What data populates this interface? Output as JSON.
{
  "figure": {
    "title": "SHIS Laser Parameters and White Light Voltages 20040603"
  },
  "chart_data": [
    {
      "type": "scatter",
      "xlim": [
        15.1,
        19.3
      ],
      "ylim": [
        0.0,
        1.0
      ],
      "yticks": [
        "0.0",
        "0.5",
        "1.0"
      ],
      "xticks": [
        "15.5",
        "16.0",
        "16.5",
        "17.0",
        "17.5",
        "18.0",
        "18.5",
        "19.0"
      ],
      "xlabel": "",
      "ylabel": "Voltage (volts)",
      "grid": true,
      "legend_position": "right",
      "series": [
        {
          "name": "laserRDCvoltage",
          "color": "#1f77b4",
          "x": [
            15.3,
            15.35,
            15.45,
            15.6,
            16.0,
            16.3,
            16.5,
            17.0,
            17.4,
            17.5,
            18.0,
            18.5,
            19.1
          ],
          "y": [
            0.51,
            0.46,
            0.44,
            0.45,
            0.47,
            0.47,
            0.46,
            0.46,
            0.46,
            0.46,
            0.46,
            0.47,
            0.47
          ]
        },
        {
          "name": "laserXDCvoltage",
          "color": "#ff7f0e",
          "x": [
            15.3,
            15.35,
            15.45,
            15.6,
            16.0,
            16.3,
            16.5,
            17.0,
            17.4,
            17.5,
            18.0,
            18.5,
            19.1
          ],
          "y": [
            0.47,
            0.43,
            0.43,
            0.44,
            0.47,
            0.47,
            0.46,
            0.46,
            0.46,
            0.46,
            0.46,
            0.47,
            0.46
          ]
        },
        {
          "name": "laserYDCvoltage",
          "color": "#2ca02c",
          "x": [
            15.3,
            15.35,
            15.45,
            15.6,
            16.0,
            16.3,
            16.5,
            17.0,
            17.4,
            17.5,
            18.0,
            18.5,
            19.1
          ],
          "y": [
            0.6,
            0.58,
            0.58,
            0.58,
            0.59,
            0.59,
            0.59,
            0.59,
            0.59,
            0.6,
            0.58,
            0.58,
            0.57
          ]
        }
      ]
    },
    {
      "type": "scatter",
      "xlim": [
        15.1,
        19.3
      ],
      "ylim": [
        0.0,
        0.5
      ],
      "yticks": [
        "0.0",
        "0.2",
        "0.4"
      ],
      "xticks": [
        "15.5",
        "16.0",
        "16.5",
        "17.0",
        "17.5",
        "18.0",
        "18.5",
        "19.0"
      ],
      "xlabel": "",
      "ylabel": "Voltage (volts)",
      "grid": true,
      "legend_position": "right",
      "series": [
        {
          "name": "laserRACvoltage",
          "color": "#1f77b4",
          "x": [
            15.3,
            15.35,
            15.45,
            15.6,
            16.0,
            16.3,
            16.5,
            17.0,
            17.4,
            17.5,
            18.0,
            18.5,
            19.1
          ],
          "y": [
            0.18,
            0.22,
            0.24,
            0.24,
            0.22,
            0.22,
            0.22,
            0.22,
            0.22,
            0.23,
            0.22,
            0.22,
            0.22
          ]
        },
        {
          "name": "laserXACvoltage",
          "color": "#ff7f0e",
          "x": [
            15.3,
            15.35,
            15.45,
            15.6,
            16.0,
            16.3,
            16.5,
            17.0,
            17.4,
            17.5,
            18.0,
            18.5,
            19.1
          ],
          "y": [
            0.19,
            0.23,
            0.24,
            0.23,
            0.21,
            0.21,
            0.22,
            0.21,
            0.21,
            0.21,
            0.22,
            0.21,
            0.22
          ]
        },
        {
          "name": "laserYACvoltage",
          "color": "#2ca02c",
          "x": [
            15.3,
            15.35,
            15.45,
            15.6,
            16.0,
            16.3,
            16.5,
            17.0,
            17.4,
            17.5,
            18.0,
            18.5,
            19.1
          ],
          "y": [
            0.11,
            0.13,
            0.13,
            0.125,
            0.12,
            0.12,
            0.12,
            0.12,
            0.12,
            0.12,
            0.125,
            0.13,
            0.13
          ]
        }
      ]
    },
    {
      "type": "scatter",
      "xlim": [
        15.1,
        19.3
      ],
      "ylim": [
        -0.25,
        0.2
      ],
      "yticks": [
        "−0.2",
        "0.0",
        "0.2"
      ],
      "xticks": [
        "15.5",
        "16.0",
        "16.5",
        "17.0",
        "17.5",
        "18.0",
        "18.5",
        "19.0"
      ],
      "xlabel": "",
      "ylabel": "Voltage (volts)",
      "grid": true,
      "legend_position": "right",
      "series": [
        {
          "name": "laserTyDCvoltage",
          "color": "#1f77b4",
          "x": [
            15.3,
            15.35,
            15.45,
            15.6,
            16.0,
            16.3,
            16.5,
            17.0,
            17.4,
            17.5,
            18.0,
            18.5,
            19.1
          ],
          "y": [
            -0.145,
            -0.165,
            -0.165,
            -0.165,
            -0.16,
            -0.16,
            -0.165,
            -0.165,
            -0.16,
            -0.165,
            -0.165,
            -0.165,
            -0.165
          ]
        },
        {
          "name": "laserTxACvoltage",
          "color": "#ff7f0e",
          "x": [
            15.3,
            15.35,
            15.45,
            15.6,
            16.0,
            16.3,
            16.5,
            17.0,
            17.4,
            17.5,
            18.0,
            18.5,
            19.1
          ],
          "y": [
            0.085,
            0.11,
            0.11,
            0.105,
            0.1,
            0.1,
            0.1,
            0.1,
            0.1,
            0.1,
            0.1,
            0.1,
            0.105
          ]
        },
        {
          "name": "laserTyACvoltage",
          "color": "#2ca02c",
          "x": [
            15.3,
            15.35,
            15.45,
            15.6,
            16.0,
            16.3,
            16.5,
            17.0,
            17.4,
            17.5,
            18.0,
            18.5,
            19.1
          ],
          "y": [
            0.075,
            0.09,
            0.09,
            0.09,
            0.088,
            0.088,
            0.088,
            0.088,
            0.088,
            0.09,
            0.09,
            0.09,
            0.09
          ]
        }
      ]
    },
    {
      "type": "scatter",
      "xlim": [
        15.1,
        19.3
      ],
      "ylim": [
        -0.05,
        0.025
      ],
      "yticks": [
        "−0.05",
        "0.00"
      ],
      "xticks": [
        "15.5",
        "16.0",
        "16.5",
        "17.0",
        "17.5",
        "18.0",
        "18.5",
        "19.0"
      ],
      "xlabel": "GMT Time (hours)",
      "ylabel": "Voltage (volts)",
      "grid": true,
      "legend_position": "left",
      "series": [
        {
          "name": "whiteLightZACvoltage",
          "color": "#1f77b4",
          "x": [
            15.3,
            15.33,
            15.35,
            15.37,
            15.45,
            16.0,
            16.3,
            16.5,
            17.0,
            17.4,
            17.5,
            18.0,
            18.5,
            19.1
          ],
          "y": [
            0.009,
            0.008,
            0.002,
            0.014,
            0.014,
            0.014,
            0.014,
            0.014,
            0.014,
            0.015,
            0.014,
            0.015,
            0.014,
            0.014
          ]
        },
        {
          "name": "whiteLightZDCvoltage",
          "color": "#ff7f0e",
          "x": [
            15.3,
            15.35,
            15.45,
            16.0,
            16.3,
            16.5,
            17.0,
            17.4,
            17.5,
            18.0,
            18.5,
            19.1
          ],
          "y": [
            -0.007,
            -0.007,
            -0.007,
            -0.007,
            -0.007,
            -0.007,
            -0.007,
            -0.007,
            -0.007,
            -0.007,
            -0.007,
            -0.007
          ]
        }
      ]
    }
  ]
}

## What to work on:
Working from the material above, retype it in its entirety without change.

## Solution for this task:
What data populates this interface? Output as JSON.
{
  "figure": {
    "title": "SHIS Laser Parameters and White Light Voltages 20040603"
  },
  "chart_data": [
    {
      "type": "scatter",
      "xlim": [
        15.1,
        19.3
      ],
      "ylim": [
        0.0,
        1.0
      ],
      "yticks": [
        "0.0",
        "0.5",
        "1.0"
      ],
      "xticks": [
        "15.5",
        "16.0",
        "16.5",
        "17.0",
        "17.5",
        "18.0",
        "18.5",
        "19.0"
      ],
      "xlabel": "",
      "ylabel": "Voltage (volts)",
      "grid": true,
      "legend_position": "right",
      "series": [
        {
          "name": "laserRDCvoltage",
          "color": "#1f77b4",
          "x": [
            15.3,
            15.35,
            15.45,
            15.6,
            16.0,
            16.3,
            16.5,
            17.0,
            17.4,
            17.5,
            18.0,
            18.5,
            19.1
          ],
          "y": [
            0.51,
            0.46,
            0.44,
            0.45,
            0.47,
            0.47,
            0.46,
            0.46,
            0.46,
            0.46,
            0.46,
            0.47,
            0.47
          ]
        },
        {
          "name": "laserXDCvoltage",
          "color": "#ff7f0e",
          "x": [
            15.3,
            15.35,
            15.45,
            15.6,
            16.0,
            16.3,
            16.5,
            17.0,
            17.4,
            17.5,
            18.0,
            18.5,
            19.1
          ],
          "y": [
            0.47,
            0.43,
            0.43,
            0.44,
            0.47,
            0.47,
            0.46,
            0.46,
            0.46,
            0.46,
            0.46,
            0.47,
            0.46
          ]
        },
        {
          "name": "laserYDCvoltage",
          "color": "#2ca02c",
          "x": [
            15.3,
            15.35,
            15.45,
            15.6,
            16.0,
            16.3,
            16.5,
            17.0,
            17.4,
            17.5,
            18.0,
            18.5,
            19.1
          ],
          "y": [
            0.6,
            0.58,
            0.58,
            0.58,
            0.59,
            0.59,
            0.59,
            0.59,
            0.59,
            0.6,
            0.58,
            0.58,
            0.57
          ]
        }
      ]
    },
    {
      "type": "scatter",
      "xlim": [
        15.1,
        19.3
      ],
      "ylim": [
        0.0,
        0.5
      ],
      "yticks": [
        "0.0",
        "0.2",
        "0.4"
      ],
      "xticks": [
        "15.5",
        "16.0",
        "16.5",
        "17.0",
        "17.5",
        "18.0",
        "18.5",
        "19.0"
      ],
      "xlabel": "",
      "ylabel": "Voltage (volts)",
      "grid": true,
      "legend_position": "right",
      "series": [
        {
          "name": "laserRACvoltage",
          "color": "#1f77b4",
          "x": [
            15.3,
            15.35,
            15.45,
            15.6,
            16.0,
            16.3,
            16.5,
            17.0,
            17.4,
            17.5,
            18.0,
            18.5,
            19.1
          ],
          "y": [
            0.18,
            0.22,
            0.24,
            0.24,
            0.22,
            0.22,
            0.22,
            0.22,
            0.22,
            0.23,
            0.22,
            0.22,
            0.22
          ]
        },
        {
          "name": "laserXACvoltage",
          "color": "#ff7f0e",
          "x": [
            15.3,
            15.35,
            15.45,
            15.6,
            16.0,
            16.3,
            16.5,
            17.0,
            17.4,
            17.5,
            18.0,
            18.5,
            19.1
          ],
          "y": [
            0.19,
            0.23,
            0.24,
            0.23,
            0.21,
            0.21,
            0.22,
            0.21,
            0.21,
            0.21,
            0.22,
            0.21,
            0.22
          ]
        },
        {
          "name": "laserYACvoltage",
          "color": "#2ca02c",
          "x": [
            15.3,
            15.35,
            15.45,
            15.6,
            16.0,
            16.3,
            16.5,
            17.0,
            17.4,
            17.5,
            18.0,
            18.5,
            19.1
          ],
          "y": [
            0.11,
            0.13,
            0.13,
            0.125,
            0.12,
            0.12,
            0.12,
            0.12,
            0.12,
            0.12,
            0.125,
            0.13,
            0.13
          ]
        }
      ]
    },
    {
      "type": "scatter",
      "xlim": [
        15.1,
        19.3
      ],
      "ylim": [
        -0.25,
        0.2
      ],
      "yticks": [
        "−0.2",
        "0.0",
        "0.2"
      ],
      "xticks": [
        "15.5",
        "16.0",
        "16.5",
        "17.0",
        "17.5",
        "18.0",
        "18.5",
        "19.0"
      ],
      "xlabel": "",
      "ylabel": "Voltage (volts)",
      "grid": true,
      "legend_position": "right",
      "series": [
        {
          "name": "laserTyDCvoltage",
          "color": "#1f77b4",
          "x": [
            15.3,
            15.35,
            15.45,
            15.6,
            16.0,
            16.3,
            16.5,
            17.0,
            17.4,
            17.5,
            18.0,
            18.5,
            19.1
          ],
          "y": [
            -0.145,
            -0.165,
            -0.165,
            -0.165,
            -0.16,
            -0.16,
            -0.165,
            -0.165,
            -0.16,
            -0.165,
            -0.165,
            -0.165,
            -0.165
          ]
        },
        {
          "name": "laserTxACvoltage",
          "color": "#ff7f0e",
          "x": [
            15.3,
            15.35,
            15.45,
            15.6,
            16.0,
            16.3,
            16.5,
            17.0,
            17.4,
            17.5,
            18.0,
            18.5,
            19.1
          ],
          "y": [
            0.085,
            0.11,
            0.11,
            0.105,
            0.1,
            0.1,
            0.1,
            0.1,
            0.1,
            0.1,
            0.1,
            0.1,
            0.105
          ]
        },
        {
          "name": "laserTyACvoltage",
          "color": "#2ca02c",
          "x": [
            15.3,
            15.35,
            15.45,
            15.6,
            16.0,
            16.3,
            16.5,
            17.0,
            17.4,
            17.5,
            18.0,
            18.5,
            19.1
          ],
          "y": [
            0.075,
            0.09,
            0.09,
            0.09,
            0.088,
            0.088,
            0.088,
            0.088,
            0.088,
            0.09,
            0.09,
            0.09,
            0.09
          ]
        }
      ]
    },
    {
      "type": "scatter",
      "xlim": [
        15.1,
        19.3
      ],
      "ylim": [
        -0.05,
        0.025
      ],
      "yticks": [
        "−0.05",
        "0.00"
      ],
      "xticks": [
        "15.5",
        "16.0",
        "16.5",
        "17.0",
        "17.5",
        "18.0",
        "18.5",
        "19.0"
      ],
      "xlabel": "GMT Time (hours)",
      "ylabel": "Voltage (volts)",
      "grid": true,
      "legend_position": "left",
      "series": [
        {
          "name": "whiteLightZACvoltage",
          "color": "#1f77b4",
          "x": [
            15.3,
            15.33,
            15.35,
            15.37,
            15.45,
            16.0,
            16.3,
            16.5,
            17.0,
            17.4,
            17.5,
            18.0,
            18.5,
            19.1
          ],
          "y": [
            0.009,
            0.008,
            0.002,
            0.014,
            0.014,
            0.014,
            0.014,
            0.014,
            0.014,
            0.015,
            0.014,
            0.015,
            0.014,
            0.014
          ]
        },
        {
          "name": "whiteLightZDCvoltage",
          "color": "#ff7f0e",
          "x": [
            15.3,
            15.35,
            15.45,
            16.0,
            16.3,
            16.5,
            17.0,
            17.4,
            17.5,
            18.0,
            18.5,
            19.1
          ],
          "y": [
            -0.007,
            -0.007,
            -0.007,
            -0.007,
            -0.007,
            -0.007,
            -0.007,
            -0.007,
            -0.007,
            -0.007,
            -0.007,
            -0.007
          ]
        }
      ]
    }
  ]
}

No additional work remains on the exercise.